What you should do -
The records below must be transcribed exactly. Do not include the pictures.

Source data -
------------------------------------------------
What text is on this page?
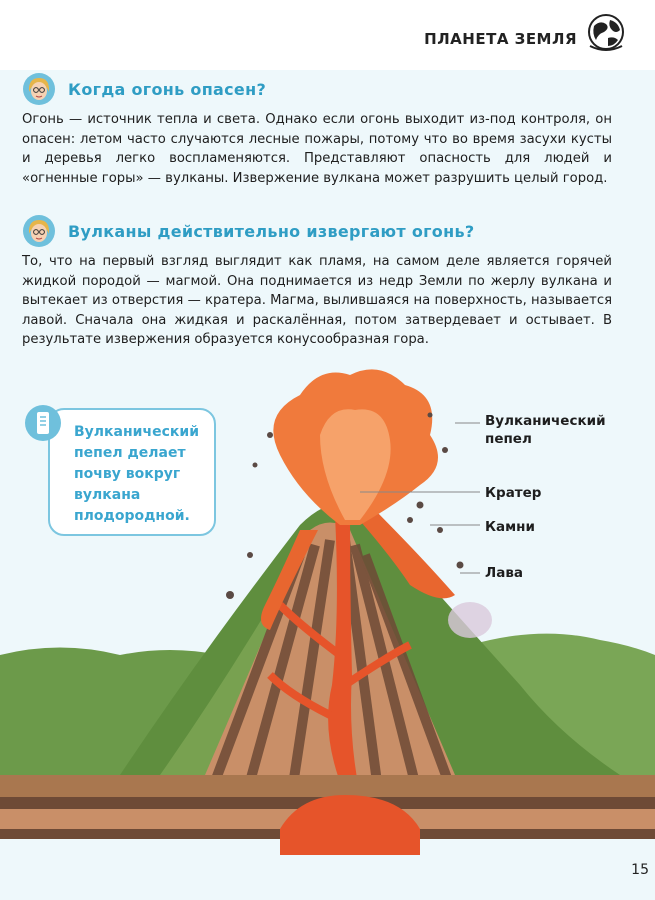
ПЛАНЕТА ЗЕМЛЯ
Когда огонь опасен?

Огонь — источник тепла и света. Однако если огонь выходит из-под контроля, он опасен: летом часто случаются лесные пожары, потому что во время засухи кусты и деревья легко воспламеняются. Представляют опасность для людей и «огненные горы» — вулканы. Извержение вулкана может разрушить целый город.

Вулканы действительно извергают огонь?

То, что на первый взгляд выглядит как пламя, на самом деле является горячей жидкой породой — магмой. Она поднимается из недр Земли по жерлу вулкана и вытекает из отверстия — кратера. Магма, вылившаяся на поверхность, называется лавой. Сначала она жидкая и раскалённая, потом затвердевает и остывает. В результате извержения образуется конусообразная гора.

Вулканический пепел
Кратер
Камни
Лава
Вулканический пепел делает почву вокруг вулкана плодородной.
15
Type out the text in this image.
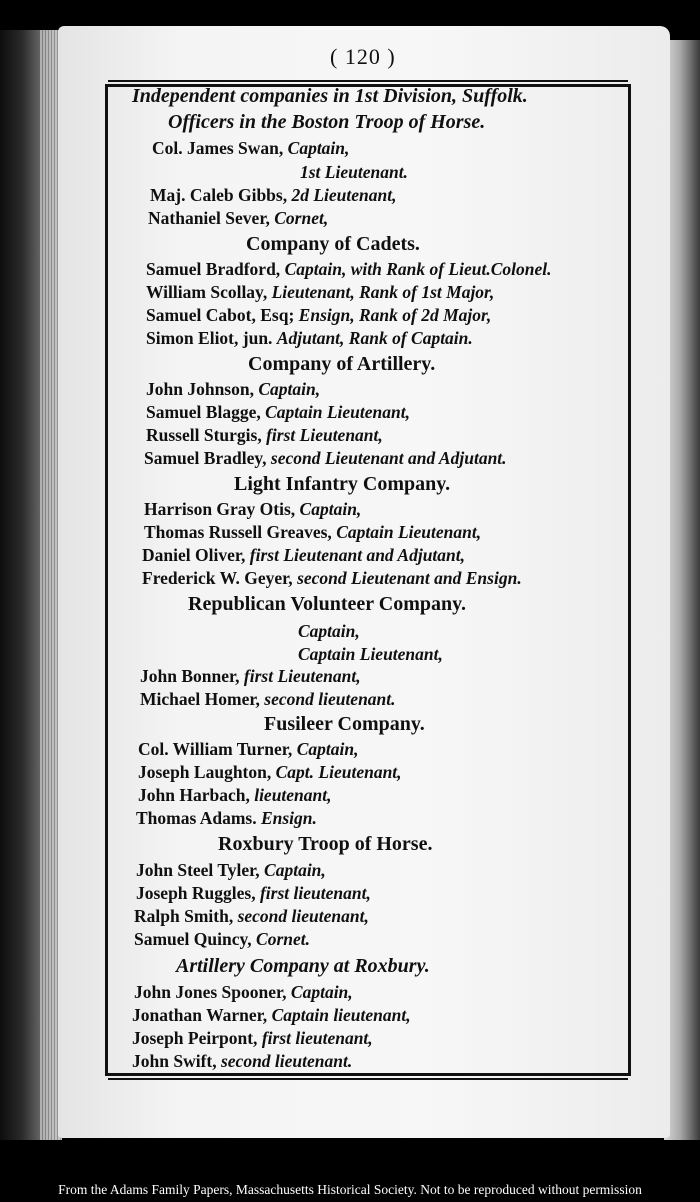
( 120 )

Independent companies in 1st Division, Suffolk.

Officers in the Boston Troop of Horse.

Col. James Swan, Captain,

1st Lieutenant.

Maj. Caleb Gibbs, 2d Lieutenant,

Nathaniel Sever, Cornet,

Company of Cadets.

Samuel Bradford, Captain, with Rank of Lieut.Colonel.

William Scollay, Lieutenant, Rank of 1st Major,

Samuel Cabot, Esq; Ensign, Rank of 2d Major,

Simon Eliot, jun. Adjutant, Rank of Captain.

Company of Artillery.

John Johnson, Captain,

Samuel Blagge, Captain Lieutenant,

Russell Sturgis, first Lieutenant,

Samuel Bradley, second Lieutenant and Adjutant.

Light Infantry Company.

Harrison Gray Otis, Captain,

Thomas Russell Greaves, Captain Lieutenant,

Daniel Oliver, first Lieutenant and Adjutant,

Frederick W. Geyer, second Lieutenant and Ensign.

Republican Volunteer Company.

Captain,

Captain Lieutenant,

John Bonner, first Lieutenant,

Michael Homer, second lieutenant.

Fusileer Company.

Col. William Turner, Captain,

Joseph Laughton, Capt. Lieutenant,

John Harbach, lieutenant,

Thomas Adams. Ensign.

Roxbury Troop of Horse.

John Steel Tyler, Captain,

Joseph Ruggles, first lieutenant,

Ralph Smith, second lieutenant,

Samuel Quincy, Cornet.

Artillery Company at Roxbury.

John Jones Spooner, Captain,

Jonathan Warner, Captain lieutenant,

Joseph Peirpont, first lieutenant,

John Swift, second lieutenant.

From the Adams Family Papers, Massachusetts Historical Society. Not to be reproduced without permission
------------------------------------------------
Answer for this exercise -
What text is on this page?
ПЛАНЕТА ЗЕМЛЯ
Когда огонь опасен?

Огонь — источник тепла и света. Однако если огонь выходит из-под контроля, он опасен: летом часто случаются лесные пожары, потому что во время засухи кусты и деревья легко воспламеняются. Представляют опасность для людей и «огненные горы» — вулканы. Извержение вулкана может разрушить целый город.

Вулканы действительно извергают огонь?

То, что на первый взгляд выглядит как пламя, на самом деле является горячей жидкой породой — магмой. Она поднимается из недр Земли по жерлу вулкана и вытекает из отверстия — кратера. Магма, вылившаяся на поверхность, называется лавой. Сначала она жидкая и раскалённая, потом затвердевает и остывает. В результате извержения образуется конусообразная гора.

Вулканический пепел
Кратер
Камни
Лава
Вулканический пепел делает почву вокруг вулкана плодородной.
15
Type out the text in this image.
( 120 )

Independent companies in 1st Division, Suffolk.

Officers in the Boston Troop of Horse.

Col. James Swan, Captain,

1st Lieutenant.

Maj. Caleb Gibbs, 2d Lieutenant,

Nathaniel Sever, Cornet,

Company of Cadets.

Samuel Bradford, Captain, with Rank of Lieut.Colonel.

William Scollay, Lieutenant, Rank of 1st Major,

Samuel Cabot, Esq; Ensign, Rank of 2d Major,

Simon Eliot, jun. Adjutant, Rank of Captain.

Company of Artillery.

John Johnson, Captain,

Samuel Blagge, Captain Lieutenant,

Russell Sturgis, first Lieutenant,

Samuel Bradley, second Lieutenant and Adjutant.

Light Infantry Company.

Harrison Gray Otis, Captain,

Thomas Russell Greaves, Captain Lieutenant,

Daniel Oliver, first Lieutenant and Adjutant,

Frederick W. Geyer, second Lieutenant and Ensign.

Republican Volunteer Company.

Captain,

Captain Lieutenant,

John Bonner, first Lieutenant,

Michael Homer, second lieutenant.

Fusileer Company.

Col. William Turner, Captain,

Joseph Laughton, Capt. Lieutenant,

John Harbach, lieutenant,

Thomas Adams. Ensign.

Roxbury Troop of Horse.

John Steel Tyler, Captain,

Joseph Ruggles, first lieutenant,

Ralph Smith, second lieutenant,

Samuel Quincy, Cornet.

Artillery Company at Roxbury.

John Jones Spooner, Captain,

Jonathan Warner, Captain lieutenant,

Joseph Peirpont, first lieutenant,

John Swift, second lieutenant.

From the Adams Family Papers, Massachusetts Historical Society. Not to be reproduced without permission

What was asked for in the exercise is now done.